WHAT TO WORK ON. Each entry below is to be copied verbatim.

Dataset entries.
--*--
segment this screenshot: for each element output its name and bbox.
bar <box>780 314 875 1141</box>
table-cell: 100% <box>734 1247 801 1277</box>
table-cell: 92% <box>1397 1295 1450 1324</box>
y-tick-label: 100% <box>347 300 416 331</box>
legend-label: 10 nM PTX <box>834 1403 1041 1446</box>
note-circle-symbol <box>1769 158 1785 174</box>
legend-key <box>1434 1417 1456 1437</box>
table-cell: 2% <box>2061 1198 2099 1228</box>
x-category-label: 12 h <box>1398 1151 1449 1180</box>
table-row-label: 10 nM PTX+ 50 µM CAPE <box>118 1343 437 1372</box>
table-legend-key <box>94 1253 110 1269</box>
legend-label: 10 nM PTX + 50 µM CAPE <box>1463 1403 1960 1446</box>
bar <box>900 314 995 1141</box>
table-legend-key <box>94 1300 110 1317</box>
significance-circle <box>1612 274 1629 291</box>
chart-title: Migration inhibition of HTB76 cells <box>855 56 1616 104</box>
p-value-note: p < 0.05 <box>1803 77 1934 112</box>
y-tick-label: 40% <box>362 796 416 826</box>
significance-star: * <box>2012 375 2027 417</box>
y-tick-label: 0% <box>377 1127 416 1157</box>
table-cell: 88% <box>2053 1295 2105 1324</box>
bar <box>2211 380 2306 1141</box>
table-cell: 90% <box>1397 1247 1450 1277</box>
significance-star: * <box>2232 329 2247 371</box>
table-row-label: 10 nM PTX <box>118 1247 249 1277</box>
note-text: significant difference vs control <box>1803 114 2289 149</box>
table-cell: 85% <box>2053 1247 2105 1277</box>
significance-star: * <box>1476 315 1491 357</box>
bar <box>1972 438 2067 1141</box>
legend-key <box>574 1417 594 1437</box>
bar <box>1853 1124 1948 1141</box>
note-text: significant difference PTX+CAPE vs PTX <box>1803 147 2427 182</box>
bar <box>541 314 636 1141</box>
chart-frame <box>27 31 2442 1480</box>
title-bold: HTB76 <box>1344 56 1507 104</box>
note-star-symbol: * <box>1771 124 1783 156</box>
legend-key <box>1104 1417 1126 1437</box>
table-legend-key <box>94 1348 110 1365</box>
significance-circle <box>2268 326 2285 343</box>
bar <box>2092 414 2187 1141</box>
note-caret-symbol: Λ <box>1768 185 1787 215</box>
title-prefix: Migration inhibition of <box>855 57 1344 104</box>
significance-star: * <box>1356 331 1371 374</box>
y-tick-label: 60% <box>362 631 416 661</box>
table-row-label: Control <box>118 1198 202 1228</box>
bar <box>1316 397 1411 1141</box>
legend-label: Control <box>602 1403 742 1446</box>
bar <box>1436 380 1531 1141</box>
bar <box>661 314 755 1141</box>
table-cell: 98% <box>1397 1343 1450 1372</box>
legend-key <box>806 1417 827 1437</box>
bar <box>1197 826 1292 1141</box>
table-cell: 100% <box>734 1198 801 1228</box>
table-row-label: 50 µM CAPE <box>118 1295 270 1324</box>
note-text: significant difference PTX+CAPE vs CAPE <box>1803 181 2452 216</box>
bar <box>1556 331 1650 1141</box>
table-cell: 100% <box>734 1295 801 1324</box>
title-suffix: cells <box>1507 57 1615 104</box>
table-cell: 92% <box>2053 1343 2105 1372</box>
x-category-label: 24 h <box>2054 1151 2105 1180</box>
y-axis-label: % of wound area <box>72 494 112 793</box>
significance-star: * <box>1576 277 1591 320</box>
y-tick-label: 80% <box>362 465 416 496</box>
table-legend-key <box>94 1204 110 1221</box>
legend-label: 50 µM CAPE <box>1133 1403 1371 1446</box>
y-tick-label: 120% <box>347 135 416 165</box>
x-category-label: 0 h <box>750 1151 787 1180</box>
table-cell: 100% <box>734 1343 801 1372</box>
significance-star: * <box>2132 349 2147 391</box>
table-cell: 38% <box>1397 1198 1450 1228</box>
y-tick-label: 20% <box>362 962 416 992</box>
--*--
EXERCISE RESPONSE.
segment this screenshot: for each element output its name and bbox.
bar <box>780 314 875 1141</box>
table-cell: 100% <box>734 1247 801 1277</box>
table-cell: 92% <box>1397 1295 1450 1324</box>
y-tick-label: 100% <box>347 300 416 331</box>
legend-label: 10 nM PTX <box>834 1403 1041 1446</box>
note-circle-symbol <box>1769 158 1785 174</box>
legend-key <box>1434 1417 1456 1437</box>
table-cell: 2% <box>2061 1198 2099 1228</box>
x-category-label: 12 h <box>1398 1151 1449 1180</box>
table-row-label: 10 nM PTX+ 50 µM CAPE <box>118 1343 437 1372</box>
table-legend-key <box>94 1253 110 1269</box>
legend-label: 10 nM PTX + 50 µM CAPE <box>1463 1403 1960 1446</box>
bar <box>900 314 995 1141</box>
table-legend-key <box>94 1300 110 1317</box>
significance-circle <box>1612 274 1629 291</box>
chart-title: Migration inhibition of HTB76 cells <box>855 56 1616 104</box>
p-value-note: p < 0.05 <box>1803 77 1934 112</box>
y-tick-label: 40% <box>362 796 416 826</box>
significance-star: * <box>2012 375 2027 417</box>
y-tick-label: 0% <box>377 1127 416 1157</box>
table-cell: 88% <box>2053 1295 2105 1324</box>
bar <box>2211 380 2306 1141</box>
table-cell: 90% <box>1397 1247 1450 1277</box>
significance-star: * <box>2232 329 2247 371</box>
table-row-label: 10 nM PTX <box>118 1247 249 1277</box>
note-text: significant difference vs control <box>1803 114 2289 149</box>
table-cell: 85% <box>2053 1247 2105 1277</box>
significance-star: * <box>1476 315 1491 357</box>
bar <box>1972 438 2067 1141</box>
legend-key <box>574 1417 594 1437</box>
bar <box>1853 1124 1948 1141</box>
note-text: significant difference PTX+CAPE vs PTX <box>1803 147 2427 182</box>
bar <box>541 314 636 1141</box>
chart-frame <box>27 31 2442 1480</box>
title-bold: HTB76 <box>1344 56 1507 104</box>
note-star-symbol: * <box>1771 124 1783 156</box>
legend-key <box>1104 1417 1126 1437</box>
table-legend-key <box>94 1348 110 1365</box>
significance-circle <box>2268 326 2285 343</box>
bar <box>2092 414 2187 1141</box>
note-caret-symbol: Λ <box>1768 185 1787 215</box>
title-prefix: Migration inhibition of <box>855 57 1344 104</box>
significance-star: * <box>1356 331 1371 374</box>
y-tick-label: 60% <box>362 631 416 661</box>
table-row-label: Control <box>118 1198 202 1228</box>
bar <box>1316 397 1411 1141</box>
legend-label: Control <box>602 1403 742 1446</box>
bar <box>1436 380 1531 1141</box>
bar <box>661 314 755 1141</box>
table-cell: 98% <box>1397 1343 1450 1372</box>
legend-key <box>806 1417 827 1437</box>
bar <box>1197 826 1292 1141</box>
table-cell: 100% <box>734 1198 801 1228</box>
table-row-label: 50 µM CAPE <box>118 1295 270 1324</box>
note-text: significant difference PTX+CAPE vs CAPE <box>1803 181 2452 216</box>
bar <box>1556 331 1650 1141</box>
table-cell: 100% <box>734 1295 801 1324</box>
title-suffix: cells <box>1507 57 1615 104</box>
table-cell: 92% <box>2053 1343 2105 1372</box>
x-category-label: 24 h <box>2054 1151 2105 1180</box>
y-axis-label: % of wound area <box>72 494 112 793</box>
significance-star: * <box>1576 277 1591 320</box>
y-tick-label: 80% <box>362 465 416 496</box>
table-legend-key <box>94 1204 110 1221</box>
legend-label: 50 µM CAPE <box>1133 1403 1371 1446</box>
y-tick-label: 120% <box>347 135 416 165</box>
x-category-label: 0 h <box>750 1151 787 1180</box>
table-cell: 100% <box>734 1343 801 1372</box>
significance-star: * <box>2132 349 2147 391</box>
table-cell: 38% <box>1397 1198 1450 1228</box>
y-tick-label: 20% <box>362 962 416 992</box>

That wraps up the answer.